:: Input ::
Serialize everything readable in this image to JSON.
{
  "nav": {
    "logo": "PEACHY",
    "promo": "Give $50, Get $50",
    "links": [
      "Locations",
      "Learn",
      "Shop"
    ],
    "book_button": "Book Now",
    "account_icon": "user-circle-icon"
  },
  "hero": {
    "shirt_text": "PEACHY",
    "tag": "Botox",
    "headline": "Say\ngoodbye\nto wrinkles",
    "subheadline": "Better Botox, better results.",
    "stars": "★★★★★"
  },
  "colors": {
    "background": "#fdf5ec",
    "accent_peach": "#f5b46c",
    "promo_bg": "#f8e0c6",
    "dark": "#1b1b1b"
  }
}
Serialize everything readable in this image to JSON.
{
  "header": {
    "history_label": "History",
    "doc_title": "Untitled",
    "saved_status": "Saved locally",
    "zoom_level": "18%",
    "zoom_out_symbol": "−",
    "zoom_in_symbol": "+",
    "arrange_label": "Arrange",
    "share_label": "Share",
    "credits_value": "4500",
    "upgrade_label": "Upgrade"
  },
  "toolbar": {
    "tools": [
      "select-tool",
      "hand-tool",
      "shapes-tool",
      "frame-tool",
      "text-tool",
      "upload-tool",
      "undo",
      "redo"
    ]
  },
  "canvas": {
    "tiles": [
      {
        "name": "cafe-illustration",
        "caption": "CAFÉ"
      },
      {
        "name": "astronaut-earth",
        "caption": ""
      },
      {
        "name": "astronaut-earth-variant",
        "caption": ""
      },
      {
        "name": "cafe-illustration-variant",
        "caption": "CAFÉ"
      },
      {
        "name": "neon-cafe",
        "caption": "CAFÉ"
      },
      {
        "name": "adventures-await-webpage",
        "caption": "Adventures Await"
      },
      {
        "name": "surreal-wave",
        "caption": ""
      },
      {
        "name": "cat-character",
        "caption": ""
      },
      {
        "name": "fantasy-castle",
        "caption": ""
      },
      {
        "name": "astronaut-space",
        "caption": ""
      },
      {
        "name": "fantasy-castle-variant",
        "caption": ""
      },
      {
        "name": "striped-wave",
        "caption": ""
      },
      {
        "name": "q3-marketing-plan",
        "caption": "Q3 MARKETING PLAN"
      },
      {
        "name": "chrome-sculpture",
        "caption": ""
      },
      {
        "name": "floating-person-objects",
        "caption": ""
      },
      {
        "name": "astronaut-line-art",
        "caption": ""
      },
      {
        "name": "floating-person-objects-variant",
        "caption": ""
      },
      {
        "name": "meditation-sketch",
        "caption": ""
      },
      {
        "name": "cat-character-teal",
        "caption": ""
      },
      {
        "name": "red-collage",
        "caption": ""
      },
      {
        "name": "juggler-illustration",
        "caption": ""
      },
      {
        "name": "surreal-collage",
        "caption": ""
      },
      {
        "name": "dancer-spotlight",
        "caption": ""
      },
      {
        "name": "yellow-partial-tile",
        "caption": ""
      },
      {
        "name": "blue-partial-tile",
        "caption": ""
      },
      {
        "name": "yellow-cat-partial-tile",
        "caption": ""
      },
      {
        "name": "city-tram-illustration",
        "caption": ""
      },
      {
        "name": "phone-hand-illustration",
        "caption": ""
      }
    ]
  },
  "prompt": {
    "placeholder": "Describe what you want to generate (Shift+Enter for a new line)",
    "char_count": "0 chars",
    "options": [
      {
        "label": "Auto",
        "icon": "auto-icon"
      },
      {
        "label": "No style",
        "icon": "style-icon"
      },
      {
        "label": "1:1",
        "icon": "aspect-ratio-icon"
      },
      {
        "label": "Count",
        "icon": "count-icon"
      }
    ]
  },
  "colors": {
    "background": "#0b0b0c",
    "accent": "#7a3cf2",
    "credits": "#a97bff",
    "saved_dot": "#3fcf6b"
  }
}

:: Exercise ::
Make an exact copy of all the data.

:: Result ::
Serialize everything readable in this image to JSON.
{
  "nav": {
    "logo": "PEACHY",
    "promo": "Give $50, Get $50",
    "links": [
      "Locations",
      "Learn",
      "Shop"
    ],
    "book_button": "Book Now",
    "account_icon": "user-circle-icon"
  },
  "hero": {
    "shirt_text": "PEACHY",
    "tag": "Botox",
    "headline": "Say\ngoodbye\nto wrinkles",
    "subheadline": "Better Botox, better results.",
    "stars": "★★★★★"
  },
  "colors": {
    "background": "#fdf5ec",
    "accent_peach": "#f5b46c",
    "promo_bg": "#f8e0c6",
    "dark": "#1b1b1b"
  }
}
Serialize everything readable in this image to JSON.
{
  "header": {
    "history_label": "History",
    "doc_title": "Untitled",
    "saved_status": "Saved locally",
    "zoom_level": "18%",
    "zoom_out_symbol": "−",
    "zoom_in_symbol": "+",
    "arrange_label": "Arrange",
    "share_label": "Share",
    "credits_value": "4500",
    "upgrade_label": "Upgrade"
  },
  "toolbar": {
    "tools": [
      "select-tool",
      "hand-tool",
      "shapes-tool",
      "frame-tool",
      "text-tool",
      "upload-tool",
      "undo",
      "redo"
    ]
  },
  "canvas": {
    "tiles": [
      {
        "name": "cafe-illustration",
        "caption": "CAFÉ"
      },
      {
        "name": "astronaut-earth",
        "caption": ""
      },
      {
        "name": "astronaut-earth-variant",
        "caption": ""
      },
      {
        "name": "cafe-illustration-variant",
        "caption": "CAFÉ"
      },
      {
        "name": "neon-cafe",
        "caption": "CAFÉ"
      },
      {
        "name": "adventures-await-webpage",
        "caption": "Adventures Await"
      },
      {
        "name": "surreal-wave",
        "caption": ""
      },
      {
        "name": "cat-character",
        "caption": ""
      },
      {
        "name": "fantasy-castle",
        "caption": ""
      },
      {
        "name": "astronaut-space",
        "caption": ""
      },
      {
        "name": "fantasy-castle-variant",
        "caption": ""
      },
      {
        "name": "striped-wave",
        "caption": ""
      },
      {
        "name": "q3-marketing-plan",
        "caption": "Q3 MARKETING PLAN"
      },
      {
        "name": "chrome-sculpture",
        "caption": ""
      },
      {
        "name": "floating-person-objects",
        "caption": ""
      },
      {
        "name": "astronaut-line-art",
        "caption": ""
      },
      {
        "name": "floating-person-objects-variant",
        "caption": ""
      },
      {
        "name": "meditation-sketch",
        "caption": ""
      },
      {
        "name": "cat-character-teal",
        "caption": ""
      },
      {
        "name": "red-collage",
        "caption": ""
      },
      {
        "name": "juggler-illustration",
        "caption": ""
      },
      {
        "name": "surreal-collage",
        "caption": ""
      },
      {
        "name": "dancer-spotlight",
        "caption": ""
      },
      {
        "name": "yellow-partial-tile",
        "caption": ""
      },
      {
        "name": "blue-partial-tile",
        "caption": ""
      },
      {
        "name": "yellow-cat-partial-tile",
        "caption": ""
      },
      {
        "name": "city-tram-illustration",
        "caption": ""
      },
      {
        "name": "phone-hand-illustration",
        "caption": ""
      }
    ]
  },
  "prompt": {
    "placeholder": "Describe what you want to generate (Shift+Enter for a new line)",
    "char_count": "0 chars",
    "options": [
      {
        "label": "Auto",
        "icon": "auto-icon"
      },
      {
        "label": "No style",
        "icon": "style-icon"
      },
      {
        "label": "1:1",
        "icon": "aspect-ratio-icon"
      },
      {
        "label": "Count",
        "icon": "count-icon"
      }
    ]
  },
  "colors": {
    "background": "#0b0b0c",
    "accent": "#7a3cf2",
    "credits": "#a97bff",
    "saved_dot": "#3fcf6b"
  }
}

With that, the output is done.